• [Objective]: Give the number of lines that hold the string "menus". Nothing else is needed.

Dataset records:

★ ★ ★

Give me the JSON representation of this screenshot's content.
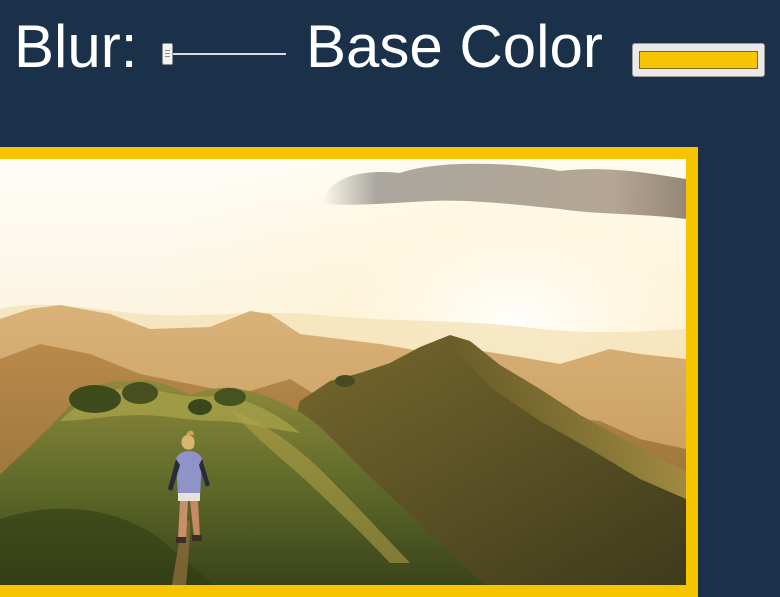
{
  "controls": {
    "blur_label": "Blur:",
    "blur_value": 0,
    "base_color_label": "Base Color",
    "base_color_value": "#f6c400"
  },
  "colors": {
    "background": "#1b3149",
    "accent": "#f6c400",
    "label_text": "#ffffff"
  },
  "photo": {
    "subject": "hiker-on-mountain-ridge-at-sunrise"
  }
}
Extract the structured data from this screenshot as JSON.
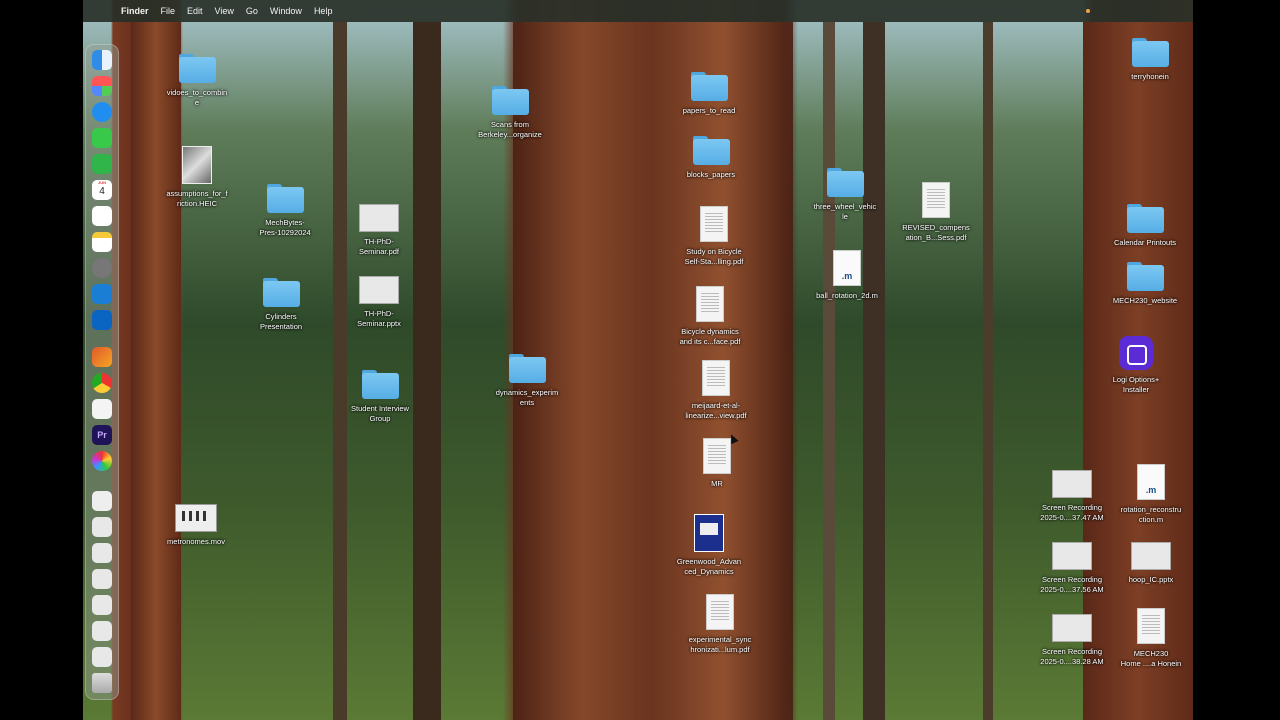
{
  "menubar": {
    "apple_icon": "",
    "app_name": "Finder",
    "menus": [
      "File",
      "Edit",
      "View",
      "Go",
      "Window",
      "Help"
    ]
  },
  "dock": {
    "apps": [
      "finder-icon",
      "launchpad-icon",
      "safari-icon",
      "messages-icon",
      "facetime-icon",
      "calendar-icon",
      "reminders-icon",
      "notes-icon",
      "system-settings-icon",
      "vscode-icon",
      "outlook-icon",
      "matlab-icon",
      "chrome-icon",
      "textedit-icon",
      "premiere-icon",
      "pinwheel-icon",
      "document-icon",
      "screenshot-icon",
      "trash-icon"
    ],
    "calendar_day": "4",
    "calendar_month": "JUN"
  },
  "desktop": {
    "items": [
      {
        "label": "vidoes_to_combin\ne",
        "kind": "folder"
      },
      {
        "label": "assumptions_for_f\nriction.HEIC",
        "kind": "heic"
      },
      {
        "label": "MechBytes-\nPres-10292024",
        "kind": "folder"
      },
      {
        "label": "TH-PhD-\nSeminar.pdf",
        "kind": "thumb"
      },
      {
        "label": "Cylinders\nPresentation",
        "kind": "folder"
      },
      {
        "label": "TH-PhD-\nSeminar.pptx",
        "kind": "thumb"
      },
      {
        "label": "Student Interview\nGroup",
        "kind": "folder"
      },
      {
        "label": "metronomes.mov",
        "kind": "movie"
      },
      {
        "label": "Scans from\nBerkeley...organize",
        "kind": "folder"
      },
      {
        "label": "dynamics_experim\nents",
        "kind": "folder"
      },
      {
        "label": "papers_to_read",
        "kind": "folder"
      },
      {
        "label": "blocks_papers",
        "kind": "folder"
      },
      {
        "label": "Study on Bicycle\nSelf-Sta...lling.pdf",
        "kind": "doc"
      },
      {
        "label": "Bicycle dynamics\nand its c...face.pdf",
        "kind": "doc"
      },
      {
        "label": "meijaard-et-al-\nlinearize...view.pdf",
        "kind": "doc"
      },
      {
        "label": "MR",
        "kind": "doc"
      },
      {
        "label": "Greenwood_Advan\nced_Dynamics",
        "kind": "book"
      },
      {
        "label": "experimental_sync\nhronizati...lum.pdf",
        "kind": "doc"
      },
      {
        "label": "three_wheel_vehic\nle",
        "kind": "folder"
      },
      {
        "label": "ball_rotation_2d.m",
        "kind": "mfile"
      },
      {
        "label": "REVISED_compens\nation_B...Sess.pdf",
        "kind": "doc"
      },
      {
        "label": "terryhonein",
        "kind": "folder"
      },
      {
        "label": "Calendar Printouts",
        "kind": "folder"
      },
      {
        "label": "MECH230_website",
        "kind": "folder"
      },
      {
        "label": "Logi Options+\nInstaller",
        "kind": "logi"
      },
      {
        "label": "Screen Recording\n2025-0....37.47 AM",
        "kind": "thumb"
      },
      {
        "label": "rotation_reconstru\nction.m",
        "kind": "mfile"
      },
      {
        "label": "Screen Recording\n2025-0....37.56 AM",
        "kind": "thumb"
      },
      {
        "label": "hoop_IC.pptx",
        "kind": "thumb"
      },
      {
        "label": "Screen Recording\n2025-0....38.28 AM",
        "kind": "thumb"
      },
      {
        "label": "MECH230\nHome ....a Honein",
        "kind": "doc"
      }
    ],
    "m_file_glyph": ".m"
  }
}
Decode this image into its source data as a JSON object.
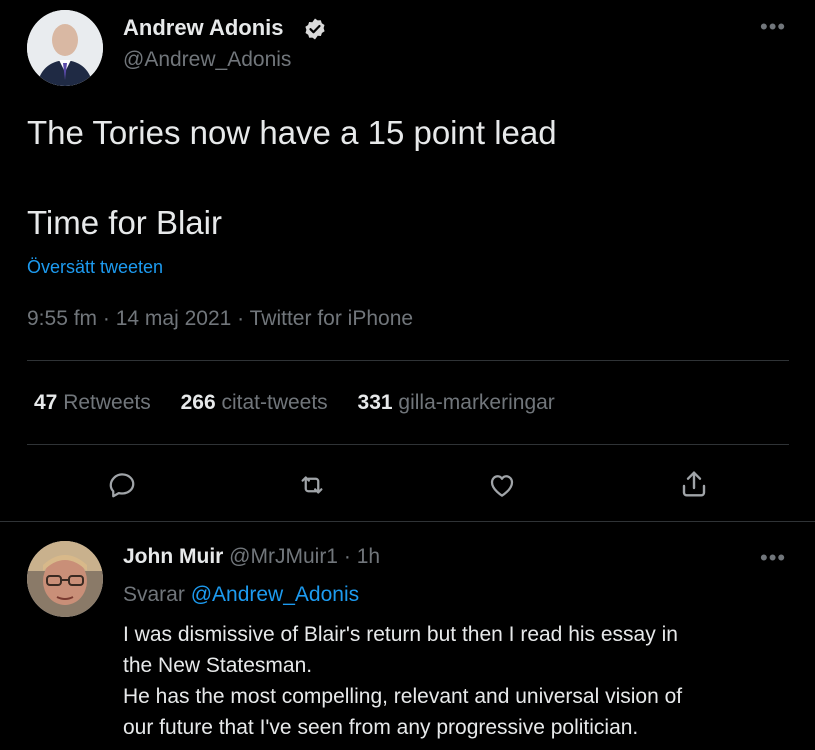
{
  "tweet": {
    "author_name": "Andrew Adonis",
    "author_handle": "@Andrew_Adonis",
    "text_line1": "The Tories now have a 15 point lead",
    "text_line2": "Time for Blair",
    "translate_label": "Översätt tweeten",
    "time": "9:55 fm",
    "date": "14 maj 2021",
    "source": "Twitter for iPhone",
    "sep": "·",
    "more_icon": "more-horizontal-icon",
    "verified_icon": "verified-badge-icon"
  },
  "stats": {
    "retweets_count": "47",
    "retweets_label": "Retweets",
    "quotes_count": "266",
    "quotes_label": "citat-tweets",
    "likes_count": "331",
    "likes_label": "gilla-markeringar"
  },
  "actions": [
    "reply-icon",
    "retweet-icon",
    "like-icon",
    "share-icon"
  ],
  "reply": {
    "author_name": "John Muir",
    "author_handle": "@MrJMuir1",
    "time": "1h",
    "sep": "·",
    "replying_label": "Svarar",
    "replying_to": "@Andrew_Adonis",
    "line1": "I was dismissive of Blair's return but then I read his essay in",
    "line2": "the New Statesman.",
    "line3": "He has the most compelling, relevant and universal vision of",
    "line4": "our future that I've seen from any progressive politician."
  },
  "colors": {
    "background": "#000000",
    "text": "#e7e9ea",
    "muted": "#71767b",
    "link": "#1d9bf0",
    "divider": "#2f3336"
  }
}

★ ★ ★

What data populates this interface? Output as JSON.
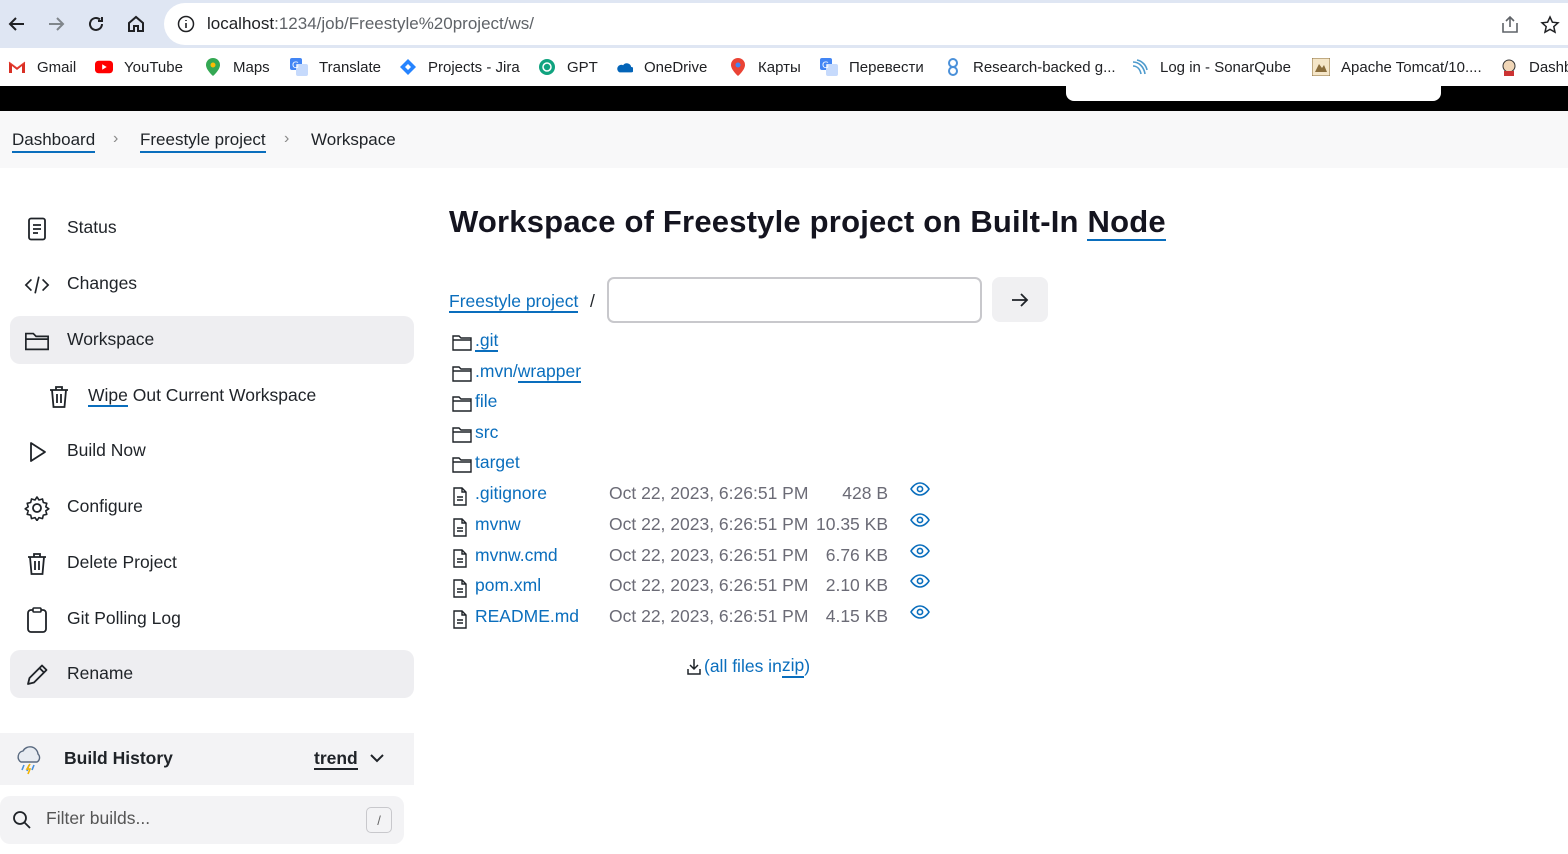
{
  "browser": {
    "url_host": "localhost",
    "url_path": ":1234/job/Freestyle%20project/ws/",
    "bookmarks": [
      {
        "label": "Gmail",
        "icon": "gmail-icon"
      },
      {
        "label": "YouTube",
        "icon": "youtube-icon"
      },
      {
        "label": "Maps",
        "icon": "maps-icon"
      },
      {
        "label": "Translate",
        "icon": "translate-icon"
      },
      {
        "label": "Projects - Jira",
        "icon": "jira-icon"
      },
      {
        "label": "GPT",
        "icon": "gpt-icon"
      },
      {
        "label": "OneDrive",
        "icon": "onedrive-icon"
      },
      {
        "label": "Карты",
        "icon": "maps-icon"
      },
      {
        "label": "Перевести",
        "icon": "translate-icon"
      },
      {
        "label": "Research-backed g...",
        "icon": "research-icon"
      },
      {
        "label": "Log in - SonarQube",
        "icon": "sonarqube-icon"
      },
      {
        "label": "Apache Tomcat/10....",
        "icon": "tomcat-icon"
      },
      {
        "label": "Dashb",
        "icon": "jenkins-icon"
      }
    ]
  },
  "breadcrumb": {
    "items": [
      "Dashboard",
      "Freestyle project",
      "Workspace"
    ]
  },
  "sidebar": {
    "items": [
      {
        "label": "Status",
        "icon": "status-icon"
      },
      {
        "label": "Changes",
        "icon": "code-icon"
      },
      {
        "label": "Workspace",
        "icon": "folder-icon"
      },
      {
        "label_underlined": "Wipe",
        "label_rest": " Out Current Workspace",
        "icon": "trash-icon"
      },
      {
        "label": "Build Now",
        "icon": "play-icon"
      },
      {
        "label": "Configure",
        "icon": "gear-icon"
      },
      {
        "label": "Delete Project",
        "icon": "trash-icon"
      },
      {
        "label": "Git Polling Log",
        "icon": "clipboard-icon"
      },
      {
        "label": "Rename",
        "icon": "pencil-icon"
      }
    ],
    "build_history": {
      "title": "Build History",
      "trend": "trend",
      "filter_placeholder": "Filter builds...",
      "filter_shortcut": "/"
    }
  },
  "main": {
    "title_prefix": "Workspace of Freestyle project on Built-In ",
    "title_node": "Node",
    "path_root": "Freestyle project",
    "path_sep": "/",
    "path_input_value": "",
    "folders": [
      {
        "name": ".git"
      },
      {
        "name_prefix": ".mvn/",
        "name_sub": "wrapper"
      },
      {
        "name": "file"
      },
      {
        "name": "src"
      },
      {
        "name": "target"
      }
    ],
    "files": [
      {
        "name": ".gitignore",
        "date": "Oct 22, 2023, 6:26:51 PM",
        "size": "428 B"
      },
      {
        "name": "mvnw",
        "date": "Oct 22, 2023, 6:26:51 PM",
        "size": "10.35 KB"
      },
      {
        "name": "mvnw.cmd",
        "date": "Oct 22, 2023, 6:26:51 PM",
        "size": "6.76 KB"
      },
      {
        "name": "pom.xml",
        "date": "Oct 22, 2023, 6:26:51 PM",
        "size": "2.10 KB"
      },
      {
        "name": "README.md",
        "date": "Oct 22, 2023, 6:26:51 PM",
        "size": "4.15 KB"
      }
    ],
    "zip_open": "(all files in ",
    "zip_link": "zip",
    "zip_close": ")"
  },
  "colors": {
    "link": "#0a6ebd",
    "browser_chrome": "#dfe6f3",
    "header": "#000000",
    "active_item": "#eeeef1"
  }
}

★ ★ ★

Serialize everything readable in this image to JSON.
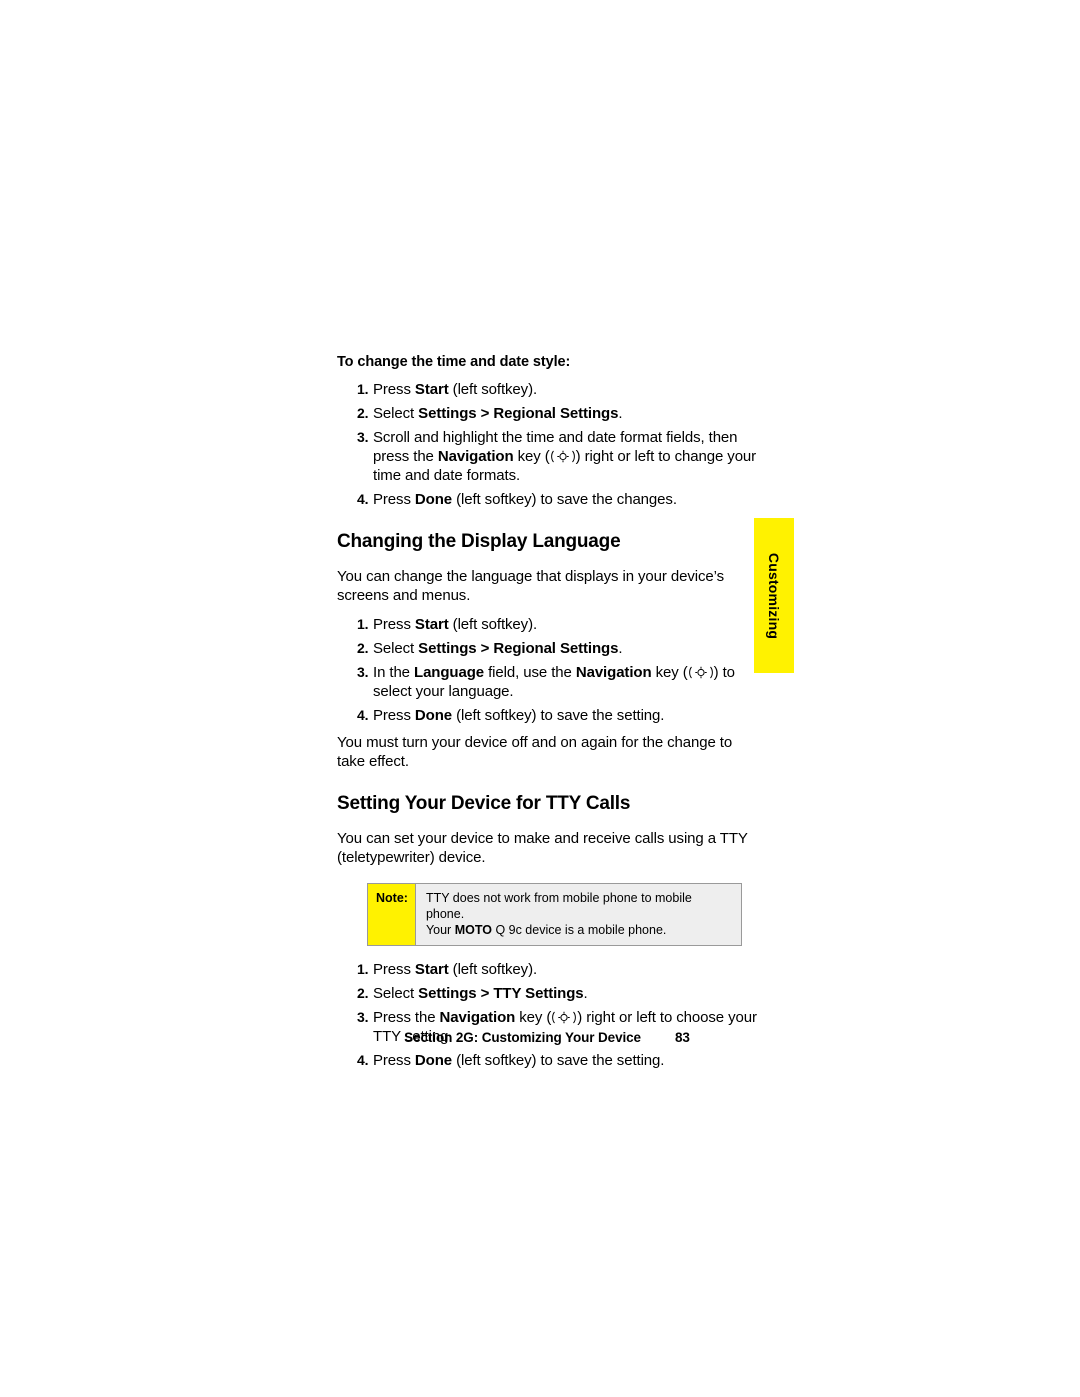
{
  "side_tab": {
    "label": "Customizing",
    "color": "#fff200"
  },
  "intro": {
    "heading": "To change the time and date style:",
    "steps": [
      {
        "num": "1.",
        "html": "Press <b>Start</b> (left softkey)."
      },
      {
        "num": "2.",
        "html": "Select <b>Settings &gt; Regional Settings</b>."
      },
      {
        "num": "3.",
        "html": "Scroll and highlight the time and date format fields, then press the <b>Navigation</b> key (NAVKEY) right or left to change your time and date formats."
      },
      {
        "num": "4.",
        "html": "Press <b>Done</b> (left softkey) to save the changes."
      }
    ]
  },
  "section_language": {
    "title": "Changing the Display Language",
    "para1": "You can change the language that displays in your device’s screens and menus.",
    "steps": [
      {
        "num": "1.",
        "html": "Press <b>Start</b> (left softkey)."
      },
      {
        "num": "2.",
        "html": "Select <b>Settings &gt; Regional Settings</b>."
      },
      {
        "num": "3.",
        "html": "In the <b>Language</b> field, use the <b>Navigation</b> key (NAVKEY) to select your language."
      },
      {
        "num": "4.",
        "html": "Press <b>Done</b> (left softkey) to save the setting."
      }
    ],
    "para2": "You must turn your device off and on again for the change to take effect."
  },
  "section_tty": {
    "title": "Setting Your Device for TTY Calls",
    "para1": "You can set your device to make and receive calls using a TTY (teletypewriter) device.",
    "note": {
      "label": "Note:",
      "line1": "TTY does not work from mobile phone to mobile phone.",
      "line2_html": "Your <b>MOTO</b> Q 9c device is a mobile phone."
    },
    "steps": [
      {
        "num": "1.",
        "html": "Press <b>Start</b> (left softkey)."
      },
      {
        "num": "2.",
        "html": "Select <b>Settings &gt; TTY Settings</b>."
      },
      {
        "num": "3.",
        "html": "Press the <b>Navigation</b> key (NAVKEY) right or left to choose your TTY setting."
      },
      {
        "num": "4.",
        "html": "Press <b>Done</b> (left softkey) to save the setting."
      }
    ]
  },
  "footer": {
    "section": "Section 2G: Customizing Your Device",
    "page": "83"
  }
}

★ ★ ★

• [Answer in full]: 2